▶ **課題**:
3D電子デバイスの製作に関する本文によれば、本明細書で使用する「電子部品」という用語は、部品自体のほかに何を包含することが意図されていますか。
-------- 本文
図1C及び1Dは、このような接続の実例を示す写真画像である。
【0026】
ここで、
図4Aを参照して、3D電子デバイスを製作するための本方法の一実施形態について説明する。1又は2以上の電子部品12をその上に置いたPCB10(図(i))は、作業領域内のステージ(図示せず、一例として
図2を参照)の上に配置することができる。場合により、PCB10は、ステージ上に配置することができ、電子部品12はPCBをそのように配置した後にPCB10上に配置することができ、PCB10及び電子部品12の各々は、その上に印刷された又は貼り付けられたそれぞれのコネクタ14、例えば回路基板のトレース及びパッドなどを有する。通常、これらのコネクタは、それぞれのPCB10及び電子部品12の周縁部付近に位置するが、必ずしもそのように位置決めされる必要はない。また、コネクタは、PCB10及び電子部品12の表面から突出するように示されているが、実際には、それらの表面とほぼ同一平面上に印刷されることができる(例えば、
図1C参照)。さらに、電子部品12は、キャリア、ソケット、又は他の実装パッケージに位置決めされ、コネクタ14は、電子部品自体ではなく、そのパッケージに設置される場合がある。従って、本明細書で使用する電子部品という用語は、部品自体と共に、いずれかの実装パッケージも包含することが意図されている。
----------------
-------- データ一覧
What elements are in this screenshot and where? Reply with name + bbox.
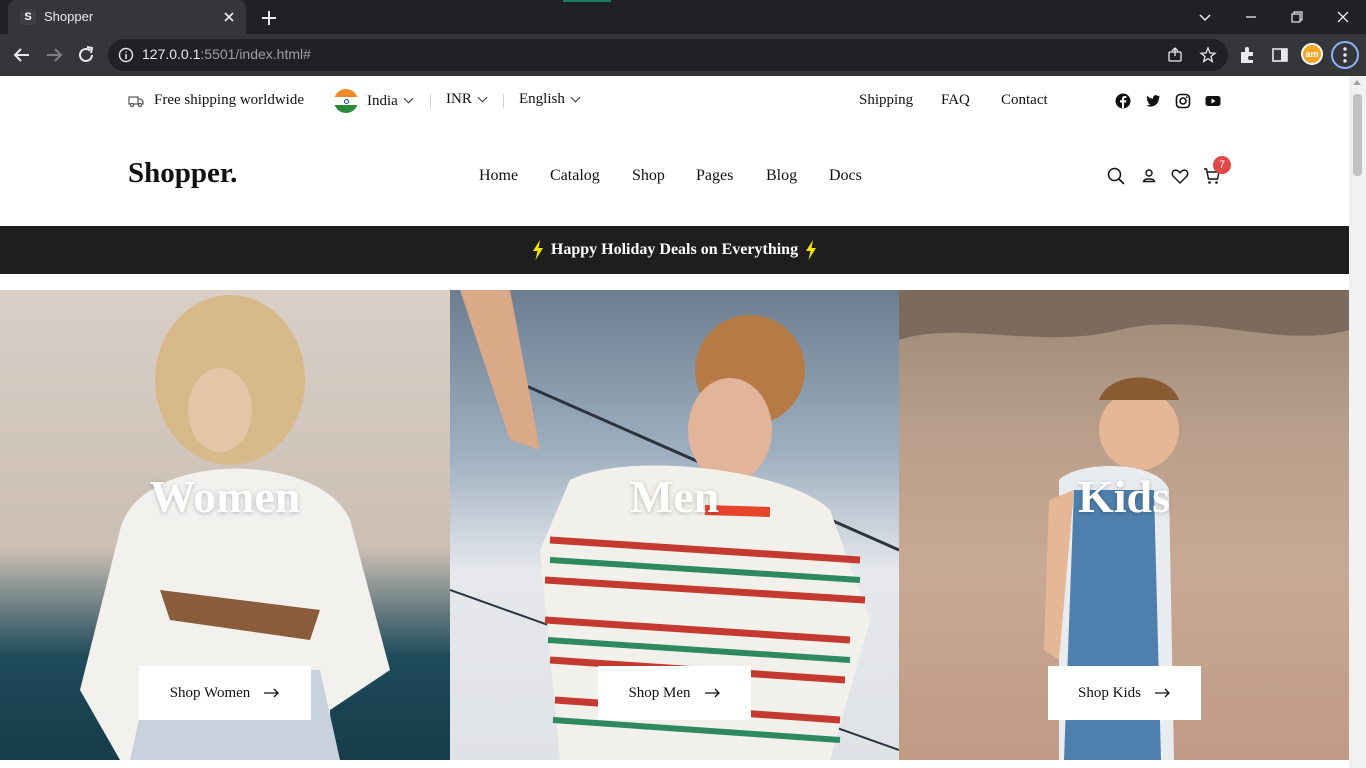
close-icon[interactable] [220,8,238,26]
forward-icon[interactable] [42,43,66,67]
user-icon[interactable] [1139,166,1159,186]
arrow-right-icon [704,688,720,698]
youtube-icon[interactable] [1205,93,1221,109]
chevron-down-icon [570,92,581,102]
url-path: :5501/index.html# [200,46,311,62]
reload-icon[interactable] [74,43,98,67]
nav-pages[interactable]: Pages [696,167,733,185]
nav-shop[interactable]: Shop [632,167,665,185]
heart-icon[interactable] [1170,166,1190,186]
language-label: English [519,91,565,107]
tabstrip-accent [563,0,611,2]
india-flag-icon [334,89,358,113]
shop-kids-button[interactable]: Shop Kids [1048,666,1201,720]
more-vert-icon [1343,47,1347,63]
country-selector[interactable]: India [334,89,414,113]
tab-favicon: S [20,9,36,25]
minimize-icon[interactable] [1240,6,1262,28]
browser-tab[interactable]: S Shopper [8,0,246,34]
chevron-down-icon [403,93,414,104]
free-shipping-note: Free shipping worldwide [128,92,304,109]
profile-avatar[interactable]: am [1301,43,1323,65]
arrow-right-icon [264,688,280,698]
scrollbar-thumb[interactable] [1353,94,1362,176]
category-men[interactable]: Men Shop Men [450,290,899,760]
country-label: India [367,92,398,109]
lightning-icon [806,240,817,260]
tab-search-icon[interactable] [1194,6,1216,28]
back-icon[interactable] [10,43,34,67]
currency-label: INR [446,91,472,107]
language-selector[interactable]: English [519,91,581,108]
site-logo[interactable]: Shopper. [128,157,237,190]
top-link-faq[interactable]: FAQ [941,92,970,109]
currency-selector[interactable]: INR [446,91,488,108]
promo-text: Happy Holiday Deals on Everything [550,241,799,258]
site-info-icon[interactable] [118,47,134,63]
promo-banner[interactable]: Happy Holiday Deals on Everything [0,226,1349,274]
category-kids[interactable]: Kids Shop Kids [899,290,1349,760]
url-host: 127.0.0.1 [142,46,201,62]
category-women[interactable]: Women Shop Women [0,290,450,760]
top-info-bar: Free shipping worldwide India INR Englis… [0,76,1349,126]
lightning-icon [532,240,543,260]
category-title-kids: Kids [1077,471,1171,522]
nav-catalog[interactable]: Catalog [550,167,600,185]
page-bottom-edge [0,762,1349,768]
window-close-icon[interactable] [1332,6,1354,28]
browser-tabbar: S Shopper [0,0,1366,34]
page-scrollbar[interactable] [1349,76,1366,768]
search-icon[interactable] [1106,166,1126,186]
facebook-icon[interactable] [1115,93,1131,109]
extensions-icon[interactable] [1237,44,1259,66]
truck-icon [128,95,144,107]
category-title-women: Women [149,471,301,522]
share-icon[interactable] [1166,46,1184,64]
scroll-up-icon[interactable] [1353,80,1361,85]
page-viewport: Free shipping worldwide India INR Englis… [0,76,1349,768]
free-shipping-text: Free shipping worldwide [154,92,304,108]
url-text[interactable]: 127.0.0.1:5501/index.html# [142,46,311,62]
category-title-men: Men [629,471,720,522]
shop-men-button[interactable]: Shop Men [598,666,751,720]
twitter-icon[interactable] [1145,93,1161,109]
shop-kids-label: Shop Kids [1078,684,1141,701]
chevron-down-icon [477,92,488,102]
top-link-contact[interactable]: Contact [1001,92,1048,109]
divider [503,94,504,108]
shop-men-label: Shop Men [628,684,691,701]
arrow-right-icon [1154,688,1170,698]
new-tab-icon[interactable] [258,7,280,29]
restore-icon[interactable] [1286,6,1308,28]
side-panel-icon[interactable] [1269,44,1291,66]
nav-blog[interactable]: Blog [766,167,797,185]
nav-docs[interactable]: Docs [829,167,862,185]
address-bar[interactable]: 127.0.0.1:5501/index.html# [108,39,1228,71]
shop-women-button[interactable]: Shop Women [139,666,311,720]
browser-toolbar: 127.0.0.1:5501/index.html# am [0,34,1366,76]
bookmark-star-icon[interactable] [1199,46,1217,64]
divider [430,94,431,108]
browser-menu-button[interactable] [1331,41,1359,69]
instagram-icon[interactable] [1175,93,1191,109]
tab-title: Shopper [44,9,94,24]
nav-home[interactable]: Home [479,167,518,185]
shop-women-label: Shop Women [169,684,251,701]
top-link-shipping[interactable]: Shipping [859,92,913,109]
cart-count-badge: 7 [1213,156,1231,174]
----------------
-------- データ一覧
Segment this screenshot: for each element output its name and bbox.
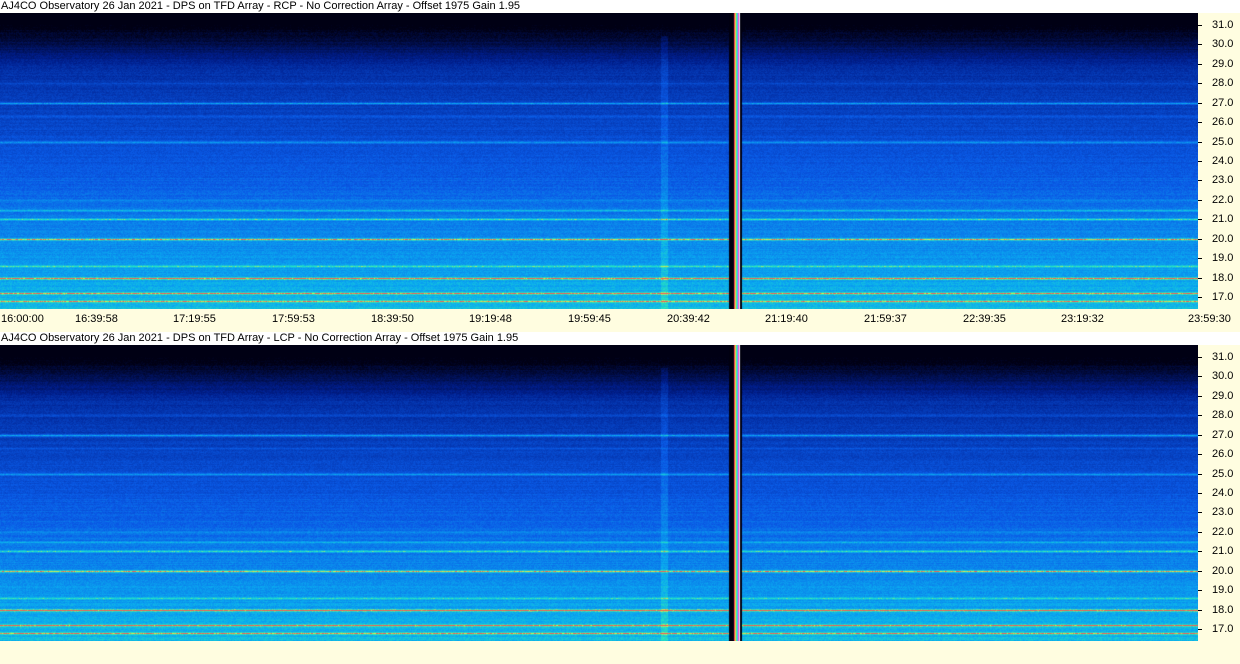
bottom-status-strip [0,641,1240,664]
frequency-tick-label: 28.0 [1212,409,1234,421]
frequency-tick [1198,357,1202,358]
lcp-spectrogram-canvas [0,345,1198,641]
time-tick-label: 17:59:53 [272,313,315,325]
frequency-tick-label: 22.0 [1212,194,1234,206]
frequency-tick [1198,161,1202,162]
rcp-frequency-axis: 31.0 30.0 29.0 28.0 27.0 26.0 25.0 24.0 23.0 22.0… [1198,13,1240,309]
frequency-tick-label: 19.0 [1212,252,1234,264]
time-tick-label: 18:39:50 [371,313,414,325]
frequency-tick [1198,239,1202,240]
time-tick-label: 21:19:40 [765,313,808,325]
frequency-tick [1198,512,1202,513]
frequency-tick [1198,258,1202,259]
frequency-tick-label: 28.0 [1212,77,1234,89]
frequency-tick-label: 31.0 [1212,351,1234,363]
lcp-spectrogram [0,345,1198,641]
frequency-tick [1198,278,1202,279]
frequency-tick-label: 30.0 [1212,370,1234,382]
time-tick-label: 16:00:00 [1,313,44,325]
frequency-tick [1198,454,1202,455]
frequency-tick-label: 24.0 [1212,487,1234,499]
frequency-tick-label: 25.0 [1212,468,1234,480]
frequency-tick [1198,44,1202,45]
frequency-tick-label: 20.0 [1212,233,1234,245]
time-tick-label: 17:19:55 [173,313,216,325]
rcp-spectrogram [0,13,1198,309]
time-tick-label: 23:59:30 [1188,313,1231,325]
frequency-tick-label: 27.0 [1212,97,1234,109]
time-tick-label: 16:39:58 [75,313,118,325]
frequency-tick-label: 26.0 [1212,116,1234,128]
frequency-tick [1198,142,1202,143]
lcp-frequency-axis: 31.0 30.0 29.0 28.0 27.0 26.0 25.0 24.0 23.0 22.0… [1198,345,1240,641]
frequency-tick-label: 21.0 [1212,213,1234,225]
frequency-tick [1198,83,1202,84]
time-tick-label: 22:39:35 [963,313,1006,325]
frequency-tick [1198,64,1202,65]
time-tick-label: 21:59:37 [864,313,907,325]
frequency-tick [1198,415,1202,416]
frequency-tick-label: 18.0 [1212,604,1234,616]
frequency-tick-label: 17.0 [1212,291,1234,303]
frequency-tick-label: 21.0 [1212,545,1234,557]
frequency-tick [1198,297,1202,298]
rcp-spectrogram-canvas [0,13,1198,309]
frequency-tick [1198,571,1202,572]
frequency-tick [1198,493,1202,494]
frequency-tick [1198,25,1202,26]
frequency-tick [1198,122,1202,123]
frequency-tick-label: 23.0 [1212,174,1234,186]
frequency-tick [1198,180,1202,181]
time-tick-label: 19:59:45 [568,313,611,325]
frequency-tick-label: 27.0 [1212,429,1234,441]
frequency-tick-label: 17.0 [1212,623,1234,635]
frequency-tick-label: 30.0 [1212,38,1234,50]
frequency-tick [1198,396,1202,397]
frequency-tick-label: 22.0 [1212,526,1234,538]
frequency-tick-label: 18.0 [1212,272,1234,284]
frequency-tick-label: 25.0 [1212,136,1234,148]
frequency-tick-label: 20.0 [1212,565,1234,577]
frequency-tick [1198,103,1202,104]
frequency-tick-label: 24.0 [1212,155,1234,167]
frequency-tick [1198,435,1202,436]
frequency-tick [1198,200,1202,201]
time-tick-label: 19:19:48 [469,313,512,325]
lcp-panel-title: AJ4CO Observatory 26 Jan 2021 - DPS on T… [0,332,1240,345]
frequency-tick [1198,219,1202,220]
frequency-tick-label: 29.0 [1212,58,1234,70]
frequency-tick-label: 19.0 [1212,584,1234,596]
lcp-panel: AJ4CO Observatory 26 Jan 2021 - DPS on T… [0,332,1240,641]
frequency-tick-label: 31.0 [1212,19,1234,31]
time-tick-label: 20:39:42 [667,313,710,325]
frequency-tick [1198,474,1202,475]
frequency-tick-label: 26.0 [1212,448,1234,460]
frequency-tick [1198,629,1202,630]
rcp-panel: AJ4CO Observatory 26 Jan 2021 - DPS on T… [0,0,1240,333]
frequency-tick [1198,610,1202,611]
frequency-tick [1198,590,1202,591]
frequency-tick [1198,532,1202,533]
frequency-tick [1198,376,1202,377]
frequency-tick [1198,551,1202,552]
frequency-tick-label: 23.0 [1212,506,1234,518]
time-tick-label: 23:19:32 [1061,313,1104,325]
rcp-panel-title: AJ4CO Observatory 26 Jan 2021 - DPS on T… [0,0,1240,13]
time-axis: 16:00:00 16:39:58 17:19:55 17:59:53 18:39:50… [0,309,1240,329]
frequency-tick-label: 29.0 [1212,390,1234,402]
----------------
▶ **解答全文**:
いずれかの実装パッケージも包含することが意図されています。